-- START OF Information provided --
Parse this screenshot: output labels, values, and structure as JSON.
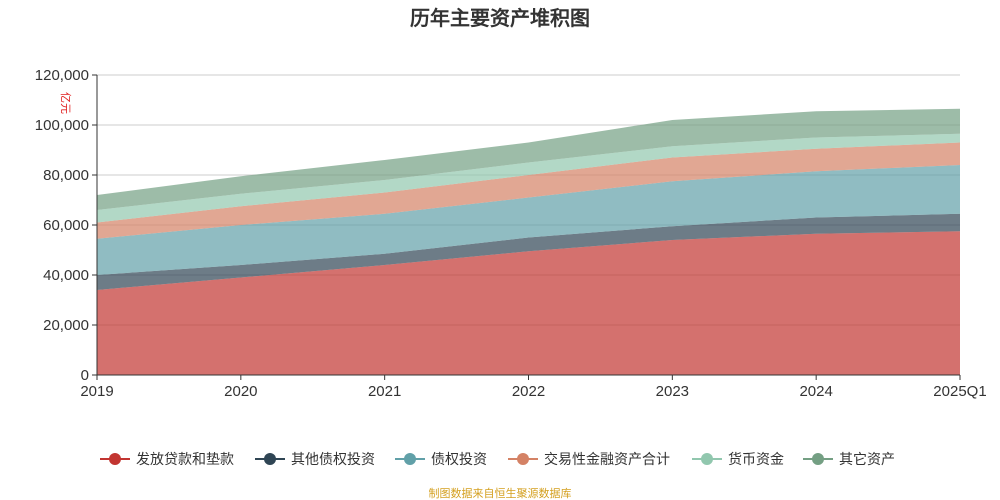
{
  "chart_data": {
    "type": "area",
    "stacked": true,
    "title": "历年主要资产堆积图",
    "ylabel": "亿元",
    "xlabel": "",
    "categories": [
      "2019",
      "2020",
      "2021",
      "2022",
      "2023",
      "2024",
      "2025Q1"
    ],
    "ylim": [
      0,
      120000
    ],
    "yticks": [
      0,
      20000,
      40000,
      60000,
      80000,
      100000,
      120000
    ],
    "ytick_labels": [
      "0",
      "20,000",
      "40,000",
      "60,000",
      "80,000",
      "100,000",
      "120,000"
    ],
    "grid": true,
    "legend_position": "bottom",
    "series": [
      {
        "name": "发放贷款和垫款",
        "color": "#c23531",
        "values": [
          34000,
          39000,
          44000,
          49500,
          54000,
          56500,
          57500
        ]
      },
      {
        "name": "其他债权投资",
        "color": "#2f4554",
        "values": [
          6000,
          5000,
          4500,
          5500,
          5500,
          6500,
          7000
        ]
      },
      {
        "name": "债权投资",
        "color": "#61a0a8",
        "values": [
          14500,
          16000,
          16000,
          16000,
          18000,
          18500,
          19500
        ]
      },
      {
        "name": "交易性金融资产合计",
        "color": "#d48265",
        "values": [
          6500,
          7500,
          8500,
          9000,
          9500,
          9000,
          9000
        ]
      },
      {
        "name": "货币资金",
        "color": "#91c7ae",
        "values": [
          5000,
          5000,
          5000,
          5000,
          4500,
          4500,
          3500
        ]
      },
      {
        "name": "其它资产",
        "color": "#749f83",
        "values": [
          6000,
          7000,
          8000,
          8000,
          10500,
          10500,
          10000
        ]
      }
    ],
    "footer": "制图数据来自恒生聚源数据库"
  }
}
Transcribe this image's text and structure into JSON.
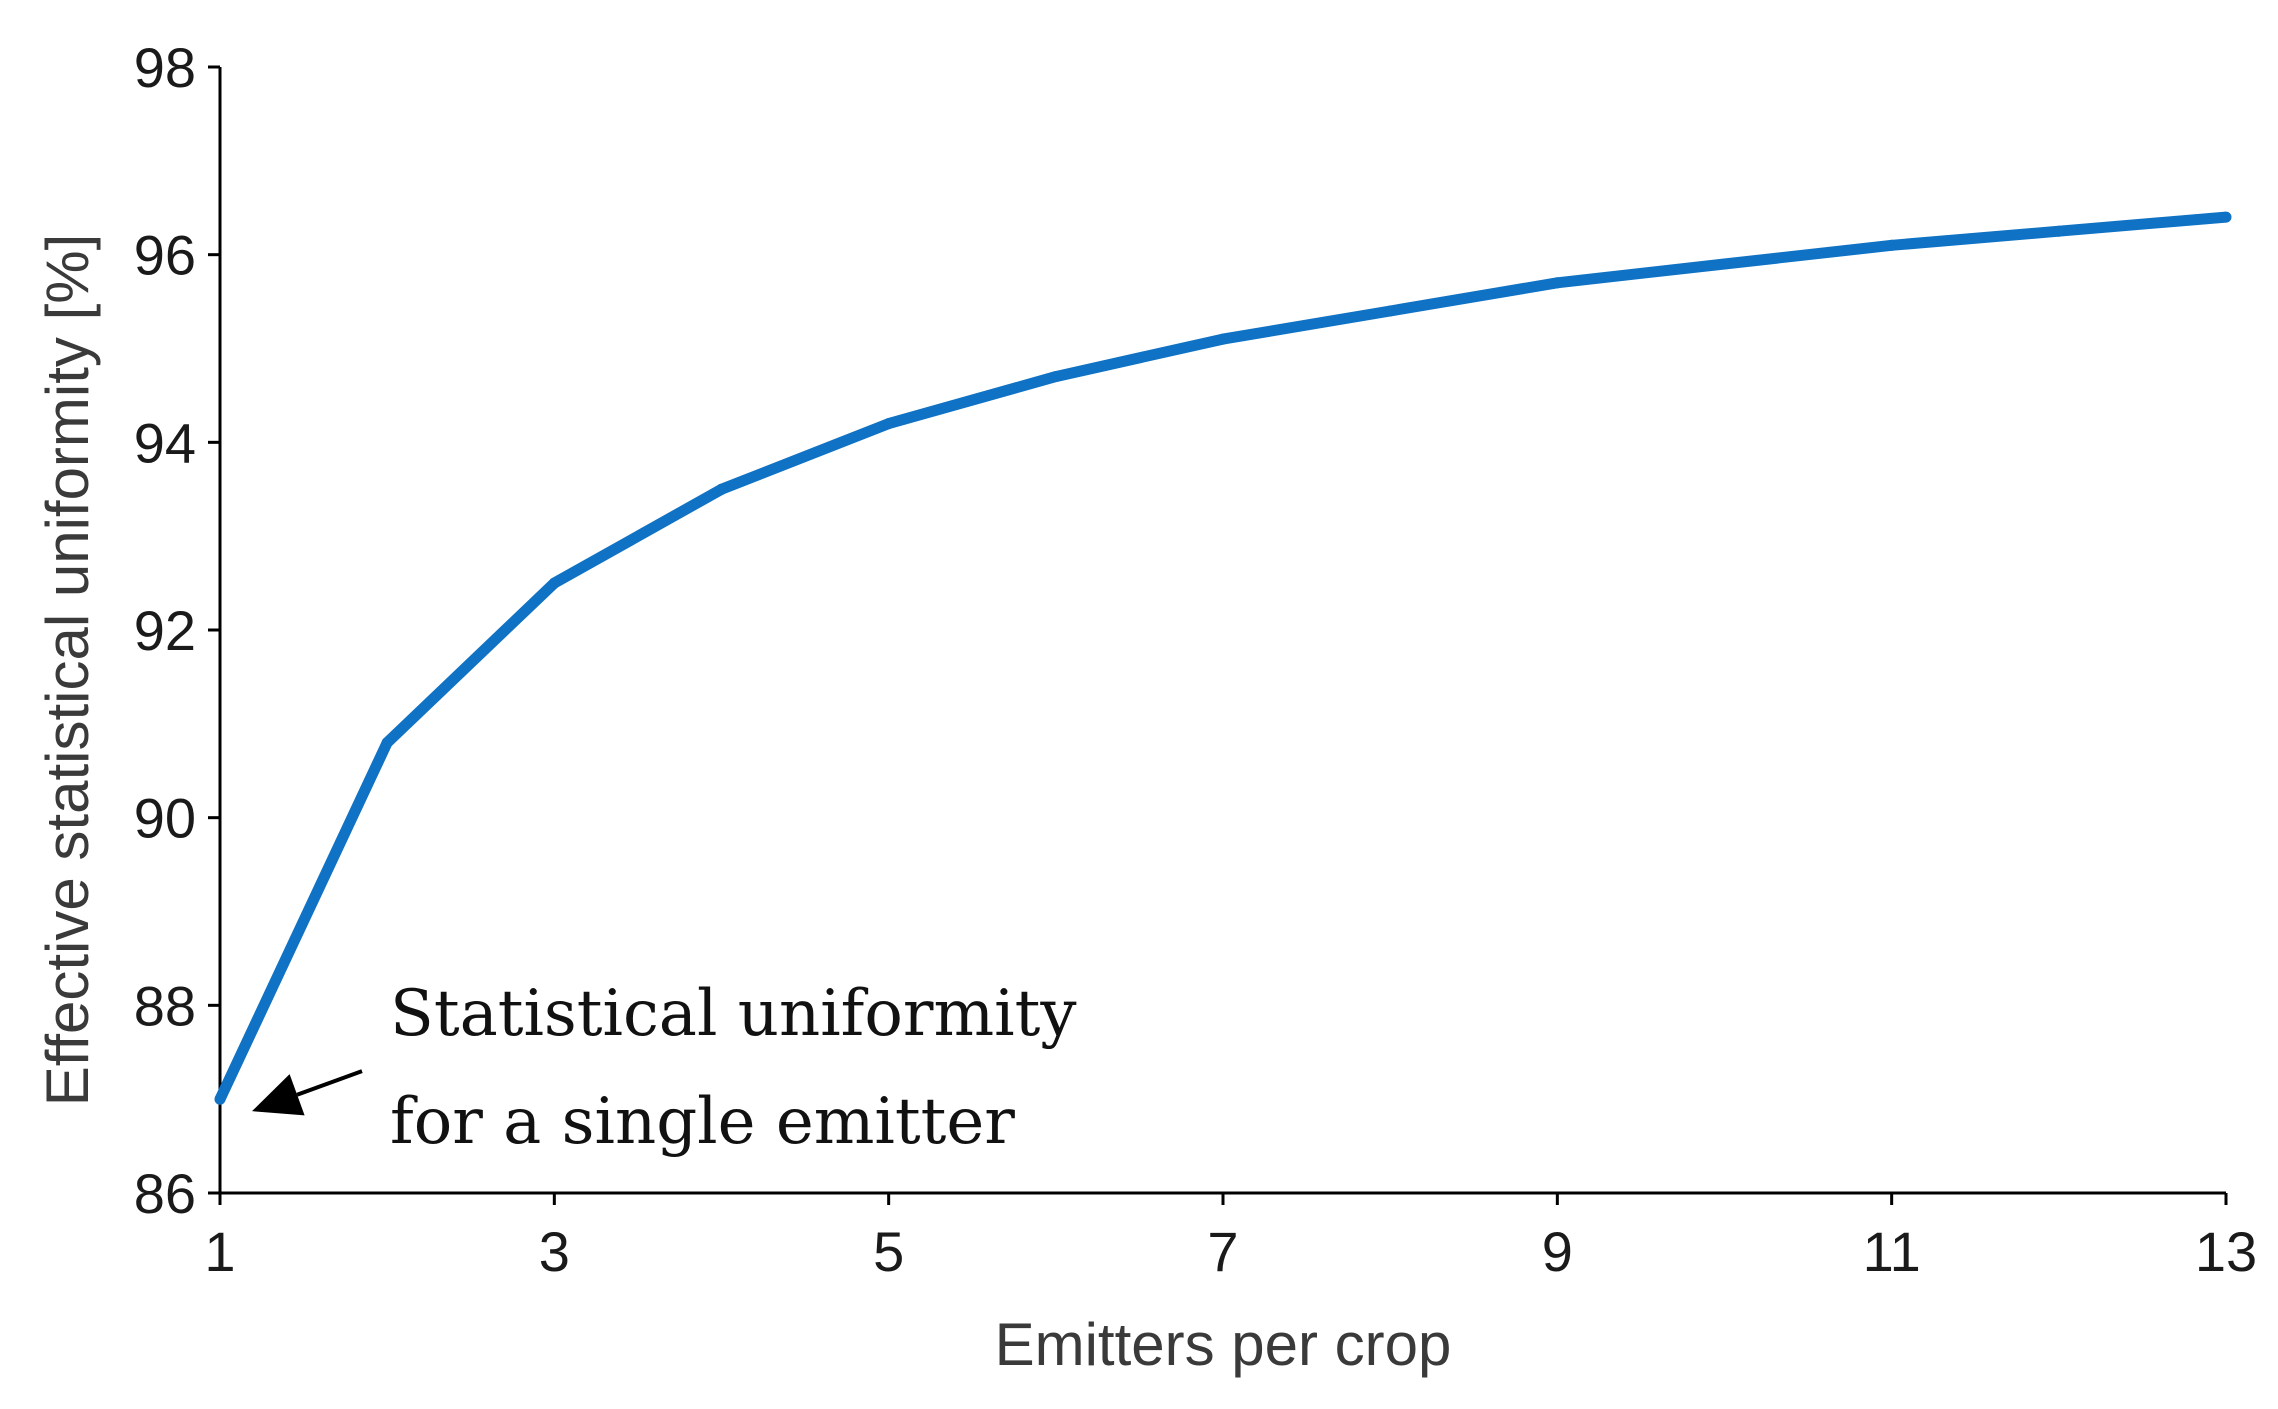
{
  "chart_data": {
    "type": "line",
    "title": "",
    "xlabel": "Emitters per crop",
    "ylabel": "Effective statistical uniformity [%]",
    "x": [
      1,
      2,
      3,
      4,
      5,
      6,
      7,
      8,
      9,
      10,
      11,
      12,
      13
    ],
    "series": [
      {
        "values": [
          87.0,
          90.8,
          92.5,
          93.5,
          94.2,
          94.7,
          95.1,
          95.4,
          95.7,
          95.9,
          96.1,
          96.25,
          96.4
        ]
      }
    ],
    "xlim": [
      1,
      13
    ],
    "ylim": [
      86,
      98
    ],
    "xticks": [
      "1",
      "3",
      "5",
      "7",
      "9",
      "11",
      "13"
    ],
    "yticks": [
      "86",
      "88",
      "90",
      "92",
      "94",
      "96",
      "98"
    ],
    "grid": false,
    "annotation": {
      "lines": [
        "Statistical uniformity",
        "for a single emitter"
      ],
      "points_to": {
        "x": 1,
        "y": 87.0
      }
    },
    "colors": {
      "series": "#0f72c4",
      "axis": "#000000"
    }
  }
}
-- END OF Information provided --
Given request: Working from the line that contains "Transcribe this image's" to the last line of the listing, please quote each line exactly, pictures excluded.

Response:
Transcribe this image's text and structure into JSON.
{
  "chart_data": {
    "type": "line",
    "title": "",
    "xlabel": "Emitters per crop",
    "ylabel": "Effective statistical uniformity [%]",
    "x": [
      1,
      2,
      3,
      4,
      5,
      6,
      7,
      8,
      9,
      10,
      11,
      12,
      13
    ],
    "series": [
      {
        "values": [
          87.0,
          90.8,
          92.5,
          93.5,
          94.2,
          94.7,
          95.1,
          95.4,
          95.7,
          95.9,
          96.1,
          96.25,
          96.4
        ]
      }
    ],
    "xlim": [
      1,
      13
    ],
    "ylim": [
      86,
      98
    ],
    "xticks": [
      "1",
      "3",
      "5",
      "7",
      "9",
      "11",
      "13"
    ],
    "yticks": [
      "86",
      "88",
      "90",
      "92",
      "94",
      "96",
      "98"
    ],
    "grid": false,
    "annotation": {
      "lines": [
        "Statistical uniformity",
        "for a single emitter"
      ],
      "points_to": {
        "x": 1,
        "y": 87.0
      }
    },
    "colors": {
      "series": "#0f72c4",
      "axis": "#000000"
    }
  }
}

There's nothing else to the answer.